• Items from a figure collection:

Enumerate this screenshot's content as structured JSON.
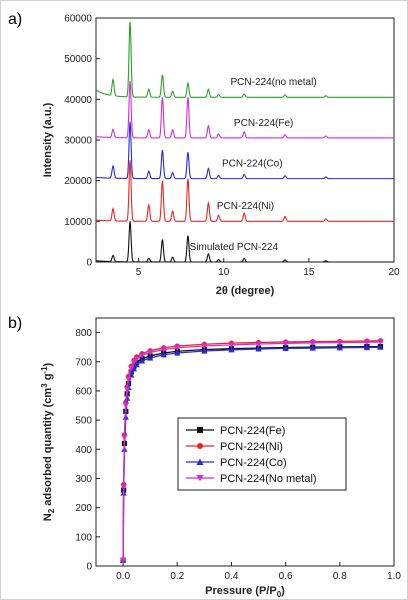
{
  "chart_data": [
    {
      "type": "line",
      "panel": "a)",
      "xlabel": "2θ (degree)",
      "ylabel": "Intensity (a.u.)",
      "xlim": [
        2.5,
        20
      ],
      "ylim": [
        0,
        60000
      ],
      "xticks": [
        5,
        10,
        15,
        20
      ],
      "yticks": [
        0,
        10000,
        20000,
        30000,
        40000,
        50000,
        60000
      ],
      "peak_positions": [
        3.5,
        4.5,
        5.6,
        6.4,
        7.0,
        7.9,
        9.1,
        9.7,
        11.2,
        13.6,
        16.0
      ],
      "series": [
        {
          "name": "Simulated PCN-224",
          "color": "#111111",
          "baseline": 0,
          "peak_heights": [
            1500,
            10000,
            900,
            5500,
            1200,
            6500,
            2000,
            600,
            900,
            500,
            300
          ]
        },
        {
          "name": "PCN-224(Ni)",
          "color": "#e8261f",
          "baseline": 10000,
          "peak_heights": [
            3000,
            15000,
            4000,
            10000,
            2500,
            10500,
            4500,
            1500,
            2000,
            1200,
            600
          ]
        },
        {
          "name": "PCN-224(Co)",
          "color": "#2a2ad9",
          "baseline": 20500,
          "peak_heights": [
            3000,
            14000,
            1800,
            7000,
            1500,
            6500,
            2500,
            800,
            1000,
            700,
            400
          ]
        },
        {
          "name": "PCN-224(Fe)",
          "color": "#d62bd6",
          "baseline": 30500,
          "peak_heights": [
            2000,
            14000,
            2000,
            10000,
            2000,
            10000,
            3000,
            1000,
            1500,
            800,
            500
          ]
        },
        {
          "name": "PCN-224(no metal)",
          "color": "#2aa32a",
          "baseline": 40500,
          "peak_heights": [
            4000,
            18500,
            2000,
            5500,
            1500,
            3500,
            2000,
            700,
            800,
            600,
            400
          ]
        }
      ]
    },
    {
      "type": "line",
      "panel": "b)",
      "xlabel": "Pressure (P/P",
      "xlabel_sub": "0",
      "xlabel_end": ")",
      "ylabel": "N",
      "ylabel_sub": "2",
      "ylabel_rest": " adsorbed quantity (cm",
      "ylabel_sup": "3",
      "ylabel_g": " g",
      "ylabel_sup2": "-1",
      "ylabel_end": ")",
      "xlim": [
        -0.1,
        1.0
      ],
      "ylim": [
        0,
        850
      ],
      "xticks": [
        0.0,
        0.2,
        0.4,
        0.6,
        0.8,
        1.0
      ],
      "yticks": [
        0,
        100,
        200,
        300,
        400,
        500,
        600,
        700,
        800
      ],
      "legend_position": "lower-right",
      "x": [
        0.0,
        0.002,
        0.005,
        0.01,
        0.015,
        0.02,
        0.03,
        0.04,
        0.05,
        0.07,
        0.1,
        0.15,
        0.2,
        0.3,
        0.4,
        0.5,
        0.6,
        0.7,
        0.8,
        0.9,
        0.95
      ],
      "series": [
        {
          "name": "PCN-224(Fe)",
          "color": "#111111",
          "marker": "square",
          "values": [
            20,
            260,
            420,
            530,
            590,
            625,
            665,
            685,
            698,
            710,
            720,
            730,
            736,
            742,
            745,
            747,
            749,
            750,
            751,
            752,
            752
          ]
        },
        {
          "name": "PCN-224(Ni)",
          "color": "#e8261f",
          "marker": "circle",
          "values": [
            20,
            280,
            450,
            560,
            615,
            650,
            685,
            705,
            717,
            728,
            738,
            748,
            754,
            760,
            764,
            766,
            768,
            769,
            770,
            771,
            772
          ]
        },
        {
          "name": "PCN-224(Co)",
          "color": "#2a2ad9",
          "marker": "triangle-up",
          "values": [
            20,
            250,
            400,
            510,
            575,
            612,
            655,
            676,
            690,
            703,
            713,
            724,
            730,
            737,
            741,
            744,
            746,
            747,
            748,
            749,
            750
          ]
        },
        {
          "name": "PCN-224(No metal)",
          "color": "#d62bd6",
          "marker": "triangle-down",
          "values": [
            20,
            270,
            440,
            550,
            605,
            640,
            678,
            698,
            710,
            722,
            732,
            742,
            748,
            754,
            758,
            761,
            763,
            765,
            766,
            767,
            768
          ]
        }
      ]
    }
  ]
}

• Prompt: Count the lines above in which the word "triangle" appears, then state only that count.

• Answer for this exercise: 2